Given exercise: Each line below is to be written out in full, exactly as shown.

── Records to use

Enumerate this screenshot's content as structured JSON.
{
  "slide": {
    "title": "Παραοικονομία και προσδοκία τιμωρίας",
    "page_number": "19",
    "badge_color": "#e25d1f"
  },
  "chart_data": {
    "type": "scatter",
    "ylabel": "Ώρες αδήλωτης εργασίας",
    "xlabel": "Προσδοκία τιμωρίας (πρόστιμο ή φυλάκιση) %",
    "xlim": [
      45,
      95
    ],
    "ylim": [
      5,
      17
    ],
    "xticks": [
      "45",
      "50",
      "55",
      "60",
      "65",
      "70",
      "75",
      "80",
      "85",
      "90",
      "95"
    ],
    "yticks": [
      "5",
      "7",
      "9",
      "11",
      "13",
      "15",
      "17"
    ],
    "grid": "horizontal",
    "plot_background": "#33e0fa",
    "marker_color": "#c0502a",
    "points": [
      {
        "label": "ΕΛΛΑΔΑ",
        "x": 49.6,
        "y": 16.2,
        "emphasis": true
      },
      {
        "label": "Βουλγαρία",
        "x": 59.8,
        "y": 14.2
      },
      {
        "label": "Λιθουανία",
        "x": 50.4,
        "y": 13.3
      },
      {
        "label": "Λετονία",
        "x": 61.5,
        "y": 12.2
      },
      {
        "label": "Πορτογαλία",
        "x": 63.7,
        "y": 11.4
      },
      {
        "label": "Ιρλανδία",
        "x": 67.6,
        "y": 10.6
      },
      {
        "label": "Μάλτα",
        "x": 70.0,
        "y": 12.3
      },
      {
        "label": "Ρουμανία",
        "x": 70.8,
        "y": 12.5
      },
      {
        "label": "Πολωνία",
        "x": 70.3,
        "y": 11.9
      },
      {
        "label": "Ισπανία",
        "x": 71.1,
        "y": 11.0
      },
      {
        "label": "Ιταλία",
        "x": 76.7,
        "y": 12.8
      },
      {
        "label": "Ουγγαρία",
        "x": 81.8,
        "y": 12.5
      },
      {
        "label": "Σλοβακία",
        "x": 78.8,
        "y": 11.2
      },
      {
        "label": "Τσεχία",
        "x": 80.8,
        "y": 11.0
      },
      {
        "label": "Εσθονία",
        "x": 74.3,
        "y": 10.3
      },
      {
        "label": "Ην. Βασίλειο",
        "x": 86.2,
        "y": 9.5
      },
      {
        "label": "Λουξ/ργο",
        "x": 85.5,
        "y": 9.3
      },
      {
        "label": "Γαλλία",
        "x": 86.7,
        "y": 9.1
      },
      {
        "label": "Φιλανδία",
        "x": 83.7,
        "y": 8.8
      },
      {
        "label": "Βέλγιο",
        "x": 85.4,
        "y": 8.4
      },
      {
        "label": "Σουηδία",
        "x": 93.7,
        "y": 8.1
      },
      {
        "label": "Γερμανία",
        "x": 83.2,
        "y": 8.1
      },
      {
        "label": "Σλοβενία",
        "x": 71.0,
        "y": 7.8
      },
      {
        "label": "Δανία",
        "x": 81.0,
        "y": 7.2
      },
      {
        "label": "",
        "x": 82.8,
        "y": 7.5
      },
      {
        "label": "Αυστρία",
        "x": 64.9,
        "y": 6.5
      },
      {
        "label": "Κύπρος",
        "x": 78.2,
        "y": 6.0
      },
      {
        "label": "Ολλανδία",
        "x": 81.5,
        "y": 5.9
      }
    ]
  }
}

────

Result of this task:
Enumerate this screenshot's content as structured JSON.
{
  "slide": {
    "title": "Παραοικονομία και προσδοκία τιμωρίας",
    "page_number": "19",
    "badge_color": "#e25d1f"
  },
  "chart_data": {
    "type": "scatter",
    "ylabel": "Ώρες αδήλωτης εργασίας",
    "xlabel": "Προσδοκία τιμωρίας (πρόστιμο ή φυλάκιση) %",
    "xlim": [
      45,
      95
    ],
    "ylim": [
      5,
      17
    ],
    "xticks": [
      "45",
      "50",
      "55",
      "60",
      "65",
      "70",
      "75",
      "80",
      "85",
      "90",
      "95"
    ],
    "yticks": [
      "5",
      "7",
      "9",
      "11",
      "13",
      "15",
      "17"
    ],
    "grid": "horizontal",
    "plot_background": "#33e0fa",
    "marker_color": "#c0502a",
    "points": [
      {
        "label": "ΕΛΛΑΔΑ",
        "x": 49.6,
        "y": 16.2,
        "emphasis": true
      },
      {
        "label": "Βουλγαρία",
        "x": 59.8,
        "y": 14.2
      },
      {
        "label": "Λιθουανία",
        "x": 50.4,
        "y": 13.3
      },
      {
        "label": "Λετονία",
        "x": 61.5,
        "y": 12.2
      },
      {
        "label": "Πορτογαλία",
        "x": 63.7,
        "y": 11.4
      },
      {
        "label": "Ιρλανδία",
        "x": 67.6,
        "y": 10.6
      },
      {
        "label": "Μάλτα",
        "x": 70.0,
        "y": 12.3
      },
      {
        "label": "Ρουμανία",
        "x": 70.8,
        "y": 12.5
      },
      {
        "label": "Πολωνία",
        "x": 70.3,
        "y": 11.9
      },
      {
        "label": "Ισπανία",
        "x": 71.1,
        "y": 11.0
      },
      {
        "label": "Ιταλία",
        "x": 76.7,
        "y": 12.8
      },
      {
        "label": "Ουγγαρία",
        "x": 81.8,
        "y": 12.5
      },
      {
        "label": "Σλοβακία",
        "x": 78.8,
        "y": 11.2
      },
      {
        "label": "Τσεχία",
        "x": 80.8,
        "y": 11.0
      },
      {
        "label": "Εσθονία",
        "x": 74.3,
        "y": 10.3
      },
      {
        "label": "Ην. Βασίλειο",
        "x": 86.2,
        "y": 9.5
      },
      {
        "label": "Λουξ/ργο",
        "x": 85.5,
        "y": 9.3
      },
      {
        "label": "Γαλλία",
        "x": 86.7,
        "y": 9.1
      },
      {
        "label": "Φιλανδία",
        "x": 83.7,
        "y": 8.8
      },
      {
        "label": "Βέλγιο",
        "x": 85.4,
        "y": 8.4
      },
      {
        "label": "Σουηδία",
        "x": 93.7,
        "y": 8.1
      },
      {
        "label": "Γερμανία",
        "x": 83.2,
        "y": 8.1
      },
      {
        "label": "Σλοβενία",
        "x": 71.0,
        "y": 7.8
      },
      {
        "label": "Δανία",
        "x": 81.0,
        "y": 7.2
      },
      {
        "label": "",
        "x": 82.8,
        "y": 7.5
      },
      {
        "label": "Αυστρία",
        "x": 64.9,
        "y": 6.5
      },
      {
        "label": "Κύπρος",
        "x": 78.2,
        "y": 6.0
      },
      {
        "label": "Ολλανδία",
        "x": 81.5,
        "y": 5.9
      }
    ]
  }
}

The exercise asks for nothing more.